• OBJECTIVE: Beneath this task is a listing; retype all of it exactly.

[Collected data]
------------------------------
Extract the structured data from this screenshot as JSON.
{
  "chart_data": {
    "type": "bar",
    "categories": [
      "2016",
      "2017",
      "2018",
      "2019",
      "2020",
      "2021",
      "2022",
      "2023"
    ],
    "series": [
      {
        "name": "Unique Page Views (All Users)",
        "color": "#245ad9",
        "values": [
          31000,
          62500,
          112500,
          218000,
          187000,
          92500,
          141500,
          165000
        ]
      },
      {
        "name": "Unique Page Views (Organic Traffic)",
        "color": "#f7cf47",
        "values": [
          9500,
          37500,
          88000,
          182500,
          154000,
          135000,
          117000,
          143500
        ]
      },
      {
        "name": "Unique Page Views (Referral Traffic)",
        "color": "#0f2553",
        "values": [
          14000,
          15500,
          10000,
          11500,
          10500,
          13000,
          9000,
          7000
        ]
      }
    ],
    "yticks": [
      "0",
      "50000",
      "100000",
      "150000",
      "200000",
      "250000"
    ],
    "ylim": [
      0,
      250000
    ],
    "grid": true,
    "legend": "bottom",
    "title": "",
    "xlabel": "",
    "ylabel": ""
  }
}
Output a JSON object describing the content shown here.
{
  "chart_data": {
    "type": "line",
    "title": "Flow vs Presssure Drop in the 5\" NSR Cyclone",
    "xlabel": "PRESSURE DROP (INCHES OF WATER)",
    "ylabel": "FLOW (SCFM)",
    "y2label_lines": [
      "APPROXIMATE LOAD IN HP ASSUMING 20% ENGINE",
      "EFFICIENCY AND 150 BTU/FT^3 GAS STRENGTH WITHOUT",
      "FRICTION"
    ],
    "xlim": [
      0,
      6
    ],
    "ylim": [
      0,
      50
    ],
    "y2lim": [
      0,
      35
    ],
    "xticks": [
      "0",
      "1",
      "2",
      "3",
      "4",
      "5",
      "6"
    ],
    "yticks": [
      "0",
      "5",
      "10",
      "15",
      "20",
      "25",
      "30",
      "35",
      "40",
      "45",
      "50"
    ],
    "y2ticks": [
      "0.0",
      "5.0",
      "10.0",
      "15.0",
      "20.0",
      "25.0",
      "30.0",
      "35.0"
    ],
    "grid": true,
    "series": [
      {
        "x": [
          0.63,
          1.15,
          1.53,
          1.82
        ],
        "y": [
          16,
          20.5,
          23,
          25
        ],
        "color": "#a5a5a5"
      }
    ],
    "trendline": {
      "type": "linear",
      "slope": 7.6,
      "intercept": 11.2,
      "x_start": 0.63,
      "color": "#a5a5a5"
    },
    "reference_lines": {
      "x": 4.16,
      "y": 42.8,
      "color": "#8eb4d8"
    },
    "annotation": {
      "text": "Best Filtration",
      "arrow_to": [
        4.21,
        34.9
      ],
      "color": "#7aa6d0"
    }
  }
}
------------------------------
• ANSWER TO THIS EXERCISE:
Extract the structured data from this screenshot as JSON.
{
  "chart_data": {
    "type": "bar",
    "categories": [
      "2016",
      "2017",
      "2018",
      "2019",
      "2020",
      "2021",
      "2022",
      "2023"
    ],
    "series": [
      {
        "name": "Unique Page Views (All Users)",
        "color": "#245ad9",
        "values": [
          31000,
          62500,
          112500,
          218000,
          187000,
          92500,
          141500,
          165000
        ]
      },
      {
        "name": "Unique Page Views (Organic Traffic)",
        "color": "#f7cf47",
        "values": [
          9500,
          37500,
          88000,
          182500,
          154000,
          135000,
          117000,
          143500
        ]
      },
      {
        "name": "Unique Page Views (Referral Traffic)",
        "color": "#0f2553",
        "values": [
          14000,
          15500,
          10000,
          11500,
          10500,
          13000,
          9000,
          7000
        ]
      }
    ],
    "yticks": [
      "0",
      "50000",
      "100000",
      "150000",
      "200000",
      "250000"
    ],
    "ylim": [
      0,
      250000
    ],
    "grid": true,
    "legend": "bottom",
    "title": "",
    "xlabel": "",
    "ylabel": ""
  }
}
Output a JSON object describing the content shown here.
{
  "chart_data": {
    "type": "line",
    "title": "Flow vs Presssure Drop in the 5\" NSR Cyclone",
    "xlabel": "PRESSURE DROP (INCHES OF WATER)",
    "ylabel": "FLOW (SCFM)",
    "y2label_lines": [
      "APPROXIMATE LOAD IN HP ASSUMING 20% ENGINE",
      "EFFICIENCY AND 150 BTU/FT^3 GAS STRENGTH WITHOUT",
      "FRICTION"
    ],
    "xlim": [
      0,
      6
    ],
    "ylim": [
      0,
      50
    ],
    "y2lim": [
      0,
      35
    ],
    "xticks": [
      "0",
      "1",
      "2",
      "3",
      "4",
      "5",
      "6"
    ],
    "yticks": [
      "0",
      "5",
      "10",
      "15",
      "20",
      "25",
      "30",
      "35",
      "40",
      "45",
      "50"
    ],
    "y2ticks": [
      "0.0",
      "5.0",
      "10.0",
      "15.0",
      "20.0",
      "25.0",
      "30.0",
      "35.0"
    ],
    "grid": true,
    "series": [
      {
        "x": [
          0.63,
          1.15,
          1.53,
          1.82
        ],
        "y": [
          16,
          20.5,
          23,
          25
        ],
        "color": "#a5a5a5"
      }
    ],
    "trendline": {
      "type": "linear",
      "slope": 7.6,
      "intercept": 11.2,
      "x_start": 0.63,
      "color": "#a5a5a5"
    },
    "reference_lines": {
      "x": 4.16,
      "y": 42.8,
      "color": "#8eb4d8"
    },
    "annotation": {
      "text": "Best Filtration",
      "arrow_to": [
        4.21,
        34.9
      ],
      "color": "#7aa6d0"
    }
  }
}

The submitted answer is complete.